El silencio de Dios ante el mal que existía en el mundo fue lo que le abrió los ojos

Interior del oratorio Caballero de Gracia, en Madrid, durante una misa en noviembre 2021.
Interior del oratorio Caballero de Gracia, en Madrid, durante una misa en noviembre 2021.David Expósito
Manuel Vicent

No recordaba cuándo perdió la fe. Tenía la sensación de que era verano. Montado en el caballo de cartón del tiovivo con cinco años, antes de llegar al uso de razón, para ese niño Dios era el miedo a la oscuridad, el dedo amenazante y el ceño adusto del padre; era aquel anciano de barba blanca sentado entre nubes de algodón que veía en los libros de Historia Sagrada o aquella hostia consagrada de la primera comunión que tomó vestido de marinero. Contra esa primera noción de Dios estaban los nidos de los pájaros y el sabor de la rebanada de pan tostado con sobrasada, que se había instalado en su paladar; estaban los juegos en la plaza con otros niños que gritaban y se perseguían como vencejos; estaba el alegre volteo general de campanas y los pasacalles de la banda de música en la fiesta del pueblo. Estos placeres se unían al hecho de estrenar zapatos, aprender a montar en bicicleta, leer tebeos y coleccionar los cromos de futbolistas que le parecían más importantes que los arcángeles.

Mundo, demonio y carne constituían los enemigos del alma. Así se leía en el catecismo. ¿Qué era el mundo? El mundo era un baúl que contenía toda clase de objetos, mantas sobre todo y ropa de invierno, según decía su madre. Estaba forrado de terciopelo verdoso algo raído y tenía unos remaches dorados. No comprendía que aquel mueble que nunca vio abierto escondiera un peligro mortal. El segundo enemigo del alma era el demonio. Este ser maligno formaba pareja con el ángel de la guarda, ambos caminaban día y noche siempre a su lado, uno a su izquierda y el otro a su derecha. Al ángel de la guarda lo imaginaba con escopeta y cananas; en cambio el demonio era rojo como un ascua y también tenía otros nombres que sonaban muy bien: Satán, Satanás, Luzbel, Lucifer, príncipe de las Tinieblas. Por último, estaba la carne. A ese enemigo del alma, al parecer, lo llevaba consigo y a veces se manifestaba en un extraño movimiento muy turbulento y placentero que sentía en el bajo vientre. Contra estos tres enemigos del alma estaba el aroma de pino que llegaba hasta la orilla del mar aquel verano en que descubrió que el espíritu era precisamente esa brisa de resina que bajaba de la montaña. Dios seguía siendo solo una sensación física cuando llegó a la adolescencia.

Para ser un joven sano había que tener las piernas fuertes que te permitieran soñar que podías escalar la nieve de los Alpes en busca de la flor del Edelweiss para ofrecérsela a una muchacha de ojos azules y trenzas doradas. “Ser apóstol o mártir acaso mis banderas me enseñan a ser”, cantaba en las excursiones con otros compañeros de Acción Católica, y frente a aquel acantilado que tenía cuatro ecos tocaba la armónica y pensaba que había llegado a este mundo a salvar almas, a bautizar negritos, o en su defecto a ayudar a un ciego a cruzar el paso de cebra.

***

**QUÉ HACER**
A. En el texto sobre la pérdida de la fe, ¿de qué estaba forrado el baúl que, según la madre, era el mundo?
B. Repite sin cambios el fragmento del texto sobre la pérdida de la fe que se abre con las palabras donde aparece "Para ser un" y se cierra con "paso de cebra.".

**DATOS DEL CONJUNTO**
***

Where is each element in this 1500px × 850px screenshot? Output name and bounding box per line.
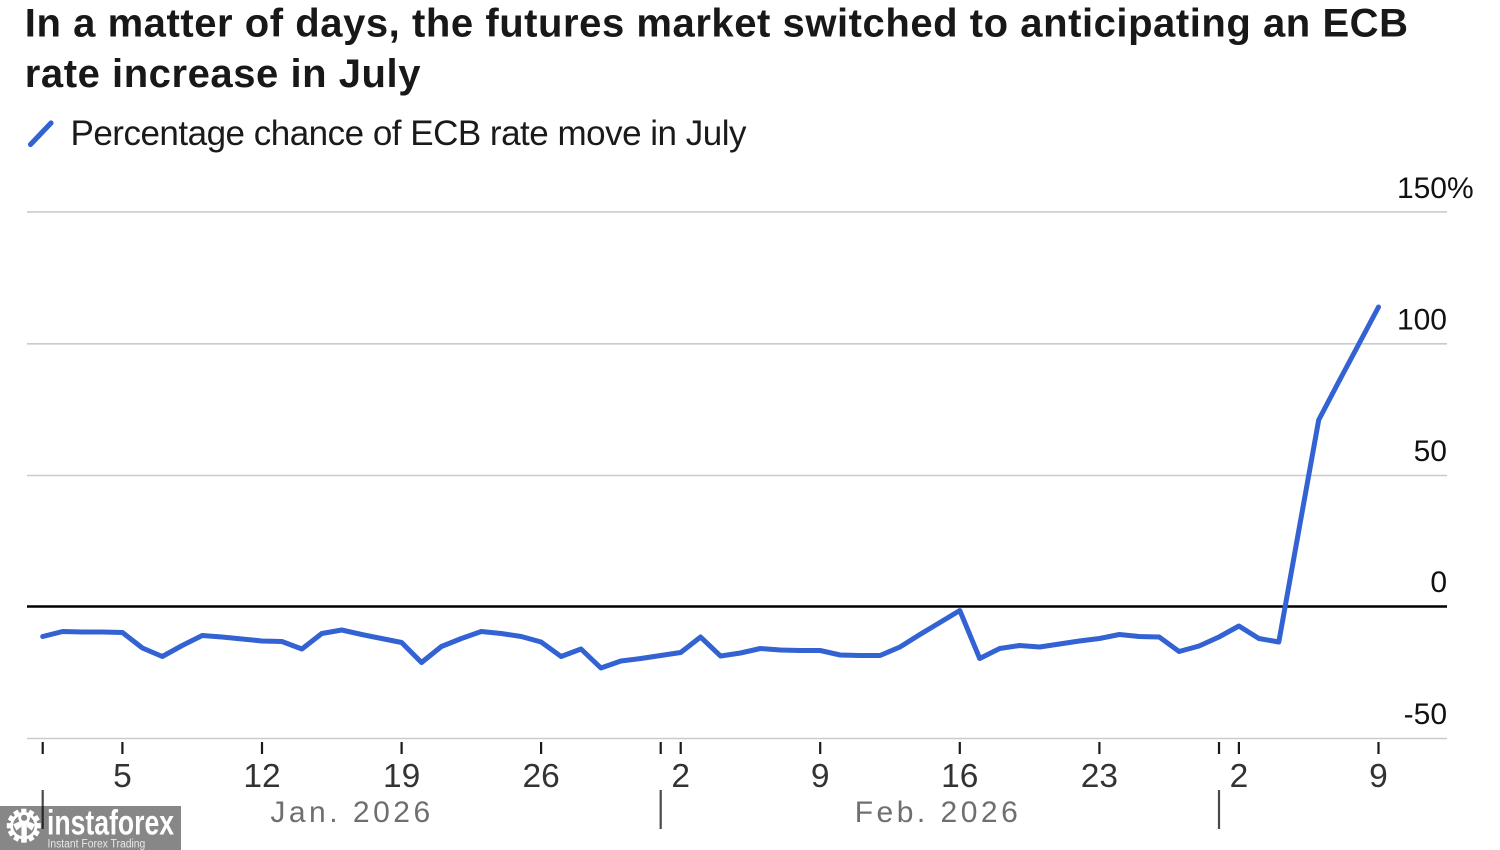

***

**RESPUESTAS**
A. De terciopelo verdoso algo raído.

B.
Para ser un joven sano había que tener las piernas fuertes que te permitieran soñar que podías escalar la nieve de los Alpes en busca de la flor del Edelweiss para ofrecérsela a una muchacha de ojos azules y trenzas doradas. “Ser apóstol o mártir acaso mis banderas me enseñan a ser”, cantaba en las excursiones con otros compañeros de Acción Católica, y frente a aquel acantilado que tenía cuatro ecos tocaba la armónica y pensaba que había llegado a este mundo a salvar almas, a bautizar negritos, o en su defecto a ayudar a un ciego a cruzar el paso de cebra.